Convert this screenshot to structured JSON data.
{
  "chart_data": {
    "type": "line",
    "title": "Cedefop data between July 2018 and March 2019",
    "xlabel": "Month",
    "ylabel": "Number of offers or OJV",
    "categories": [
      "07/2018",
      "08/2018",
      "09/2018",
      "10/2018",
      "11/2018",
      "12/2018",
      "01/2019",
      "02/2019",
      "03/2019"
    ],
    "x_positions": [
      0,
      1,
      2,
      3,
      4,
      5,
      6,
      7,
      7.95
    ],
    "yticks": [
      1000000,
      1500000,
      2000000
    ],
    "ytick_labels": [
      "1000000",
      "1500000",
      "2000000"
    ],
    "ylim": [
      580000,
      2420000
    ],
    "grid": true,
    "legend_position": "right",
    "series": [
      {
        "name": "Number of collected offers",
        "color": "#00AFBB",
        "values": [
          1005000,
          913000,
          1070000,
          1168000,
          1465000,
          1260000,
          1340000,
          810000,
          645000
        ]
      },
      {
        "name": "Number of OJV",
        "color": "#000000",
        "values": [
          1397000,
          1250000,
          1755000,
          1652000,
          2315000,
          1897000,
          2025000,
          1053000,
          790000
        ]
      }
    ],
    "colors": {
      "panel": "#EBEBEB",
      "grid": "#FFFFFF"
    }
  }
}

________________

Reproduce the material verbatim, line by line.

■ Worked answer ■
Convert this screenshot to structured JSON data.
{
  "chart_data": {
    "type": "line",
    "title": "Cedefop data between July 2018 and March 2019",
    "xlabel": "Month",
    "ylabel": "Number of offers or OJV",
    "categories": [
      "07/2018",
      "08/2018",
      "09/2018",
      "10/2018",
      "11/2018",
      "12/2018",
      "01/2019",
      "02/2019",
      "03/2019"
    ],
    "x_positions": [
      0,
      1,
      2,
      3,
      4,
      5,
      6,
      7,
      7.95
    ],
    "yticks": [
      1000000,
      1500000,
      2000000
    ],
    "ytick_labels": [
      "1000000",
      "1500000",
      "2000000"
    ],
    "ylim": [
      580000,
      2420000
    ],
    "grid": true,
    "legend_position": "right",
    "series": [
      {
        "name": "Number of collected offers",
        "color": "#00AFBB",
        "values": [
          1005000,
          913000,
          1070000,
          1168000,
          1465000,
          1260000,
          1340000,
          810000,
          645000
        ]
      },
      {
        "name": "Number of OJV",
        "color": "#000000",
        "values": [
          1397000,
          1250000,
          1755000,
          1652000,
          2315000,
          1897000,
          2025000,
          1053000,
          790000
        ]
      }
    ],
    "colors": {
      "panel": "#EBEBEB",
      "grid": "#FFFFFF"
    }
  }
}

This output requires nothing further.